### Given data
========================================

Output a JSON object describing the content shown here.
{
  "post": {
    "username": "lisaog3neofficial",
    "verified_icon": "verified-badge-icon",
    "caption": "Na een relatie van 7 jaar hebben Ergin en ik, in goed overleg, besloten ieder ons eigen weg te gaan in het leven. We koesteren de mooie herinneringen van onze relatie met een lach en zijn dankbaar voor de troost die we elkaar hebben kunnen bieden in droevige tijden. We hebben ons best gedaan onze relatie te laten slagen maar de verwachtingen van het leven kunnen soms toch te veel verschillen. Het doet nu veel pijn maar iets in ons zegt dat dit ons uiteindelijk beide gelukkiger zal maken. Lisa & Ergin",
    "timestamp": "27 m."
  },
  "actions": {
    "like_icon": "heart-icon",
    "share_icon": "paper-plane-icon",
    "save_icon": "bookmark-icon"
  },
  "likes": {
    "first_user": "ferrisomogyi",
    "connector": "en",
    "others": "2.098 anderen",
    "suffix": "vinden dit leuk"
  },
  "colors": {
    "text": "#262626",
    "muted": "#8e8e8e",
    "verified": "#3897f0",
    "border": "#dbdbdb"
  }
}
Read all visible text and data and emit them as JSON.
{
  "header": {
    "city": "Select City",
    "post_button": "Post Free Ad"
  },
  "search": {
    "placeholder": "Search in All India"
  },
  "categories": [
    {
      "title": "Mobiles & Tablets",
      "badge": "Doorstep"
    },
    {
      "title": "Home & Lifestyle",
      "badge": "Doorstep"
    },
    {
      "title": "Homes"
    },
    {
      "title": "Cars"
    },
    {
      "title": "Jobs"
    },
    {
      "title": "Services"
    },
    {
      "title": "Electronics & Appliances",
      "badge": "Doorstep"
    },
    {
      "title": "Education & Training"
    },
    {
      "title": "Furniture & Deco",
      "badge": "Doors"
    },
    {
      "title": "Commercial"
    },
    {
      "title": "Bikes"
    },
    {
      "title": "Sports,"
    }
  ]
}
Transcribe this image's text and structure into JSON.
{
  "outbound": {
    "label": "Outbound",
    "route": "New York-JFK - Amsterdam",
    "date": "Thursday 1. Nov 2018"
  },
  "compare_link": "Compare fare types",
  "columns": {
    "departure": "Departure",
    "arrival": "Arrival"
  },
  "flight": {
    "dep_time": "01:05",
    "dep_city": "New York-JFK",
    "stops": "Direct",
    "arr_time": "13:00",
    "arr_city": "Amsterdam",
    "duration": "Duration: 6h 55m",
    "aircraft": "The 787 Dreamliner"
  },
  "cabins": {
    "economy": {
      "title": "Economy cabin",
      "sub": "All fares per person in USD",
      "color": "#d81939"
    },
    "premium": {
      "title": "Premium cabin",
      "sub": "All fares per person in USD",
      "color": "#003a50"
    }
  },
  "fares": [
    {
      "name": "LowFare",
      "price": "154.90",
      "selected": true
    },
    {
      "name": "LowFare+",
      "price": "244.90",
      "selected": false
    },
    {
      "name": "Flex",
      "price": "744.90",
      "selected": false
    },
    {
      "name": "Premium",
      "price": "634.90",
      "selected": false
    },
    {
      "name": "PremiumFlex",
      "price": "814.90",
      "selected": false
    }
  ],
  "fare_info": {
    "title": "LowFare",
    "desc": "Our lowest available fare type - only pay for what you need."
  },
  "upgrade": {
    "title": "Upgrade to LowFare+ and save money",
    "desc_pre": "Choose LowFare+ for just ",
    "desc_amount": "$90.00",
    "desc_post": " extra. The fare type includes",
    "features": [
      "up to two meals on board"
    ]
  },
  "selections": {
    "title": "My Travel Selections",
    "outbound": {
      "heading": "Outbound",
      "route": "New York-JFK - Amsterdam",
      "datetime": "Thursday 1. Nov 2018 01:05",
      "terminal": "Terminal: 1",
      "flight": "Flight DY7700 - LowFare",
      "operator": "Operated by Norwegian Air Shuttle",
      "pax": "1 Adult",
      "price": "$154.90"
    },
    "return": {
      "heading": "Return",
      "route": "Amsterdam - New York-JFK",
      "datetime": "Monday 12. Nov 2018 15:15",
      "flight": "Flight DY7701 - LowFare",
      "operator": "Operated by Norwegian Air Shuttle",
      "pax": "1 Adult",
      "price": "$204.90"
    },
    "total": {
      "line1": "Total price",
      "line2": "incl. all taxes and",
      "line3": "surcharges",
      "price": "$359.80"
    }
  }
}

========================================

Please output the complete data exactly.

### Solution for this task
Output a JSON object describing the content shown here.
{
  "post": {
    "username": "lisaog3neofficial",
    "verified_icon": "verified-badge-icon",
    "caption": "Na een relatie van 7 jaar hebben Ergin en ik, in goed overleg, besloten ieder ons eigen weg te gaan in het leven. We koesteren de mooie herinneringen van onze relatie met een lach en zijn dankbaar voor de troost die we elkaar hebben kunnen bieden in droevige tijden. We hebben ons best gedaan onze relatie te laten slagen maar de verwachtingen van het leven kunnen soms toch te veel verschillen. Het doet nu veel pijn maar iets in ons zegt dat dit ons uiteindelijk beide gelukkiger zal maken. Lisa & Ergin",
    "timestamp": "27 m."
  },
  "actions": {
    "like_icon": "heart-icon",
    "share_icon": "paper-plane-icon",
    "save_icon": "bookmark-icon"
  },
  "likes": {
    "first_user": "ferrisomogyi",
    "connector": "en",
    "others": "2.098 anderen",
    "suffix": "vinden dit leuk"
  },
  "colors": {
    "text": "#262626",
    "muted": "#8e8e8e",
    "verified": "#3897f0",
    "border": "#dbdbdb"
  }
}
Read all visible text and data and emit them as JSON.
{
  "header": {
    "city": "Select City",
    "post_button": "Post Free Ad"
  },
  "search": {
    "placeholder": "Search in All India"
  },
  "categories": [
    {
      "title": "Mobiles & Tablets",
      "badge": "Doorstep"
    },
    {
      "title": "Home & Lifestyle",
      "badge": "Doorstep"
    },
    {
      "title": "Homes"
    },
    {
      "title": "Cars"
    },
    {
      "title": "Jobs"
    },
    {
      "title": "Services"
    },
    {
      "title": "Electronics & Appliances",
      "badge": "Doorstep"
    },
    {
      "title": "Education & Training"
    },
    {
      "title": "Furniture & Deco",
      "badge": "Doors"
    },
    {
      "title": "Commercial"
    },
    {
      "title": "Bikes"
    },
    {
      "title": "Sports,"
    }
  ]
}
Transcribe this image's text and structure into JSON.
{
  "outbound": {
    "label": "Outbound",
    "route": "New York-JFK - Amsterdam",
    "date": "Thursday 1. Nov 2018"
  },
  "compare_link": "Compare fare types",
  "columns": {
    "departure": "Departure",
    "arrival": "Arrival"
  },
  "flight": {
    "dep_time": "01:05",
    "dep_city": "New York-JFK",
    "stops": "Direct",
    "arr_time": "13:00",
    "arr_city": "Amsterdam",
    "duration": "Duration: 6h 55m",
    "aircraft": "The 787 Dreamliner"
  },
  "cabins": {
    "economy": {
      "title": "Economy cabin",
      "sub": "All fares per person in USD",
      "color": "#d81939"
    },
    "premium": {
      "title": "Premium cabin",
      "sub": "All fares per person in USD",
      "color": "#003a50"
    }
  },
  "fares": [
    {
      "name": "LowFare",
      "price": "154.90",
      "selected": true
    },
    {
      "name": "LowFare+",
      "price": "244.90",
      "selected": false
    },
    {
      "name": "Flex",
      "price": "744.90",
      "selected": false
    },
    {
      "name": "Premium",
      "price": "634.90",
      "selected": false
    },
    {
      "name": "PremiumFlex",
      "price": "814.90",
      "selected": false
    }
  ],
  "fare_info": {
    "title": "LowFare",
    "desc": "Our lowest available fare type - only pay for what you need."
  },
  "upgrade": {
    "title": "Upgrade to LowFare+ and save money",
    "desc_pre": "Choose LowFare+ for just ",
    "desc_amount": "$90.00",
    "desc_post": " extra. The fare type includes",
    "features": [
      "up to two meals on board"
    ]
  },
  "selections": {
    "title": "My Travel Selections",
    "outbound": {
      "heading": "Outbound",
      "route": "New York-JFK - Amsterdam",
      "datetime": "Thursday 1. Nov 2018 01:05",
      "terminal": "Terminal: 1",
      "flight": "Flight DY7700 - LowFare",
      "operator": "Operated by Norwegian Air Shuttle",
      "pax": "1 Adult",
      "price": "$154.90"
    },
    "return": {
      "heading": "Return",
      "route": "Amsterdam - New York-JFK",
      "datetime": "Monday 12. Nov 2018 15:15",
      "flight": "Flight DY7701 - LowFare",
      "operator": "Operated by Norwegian Air Shuttle",
      "pax": "1 Adult",
      "price": "$204.90"
    },
    "total": {
      "line1": "Total price",
      "line2": "incl. all taxes and",
      "line3": "surcharges",
      "price": "$359.80"
    }
  }
}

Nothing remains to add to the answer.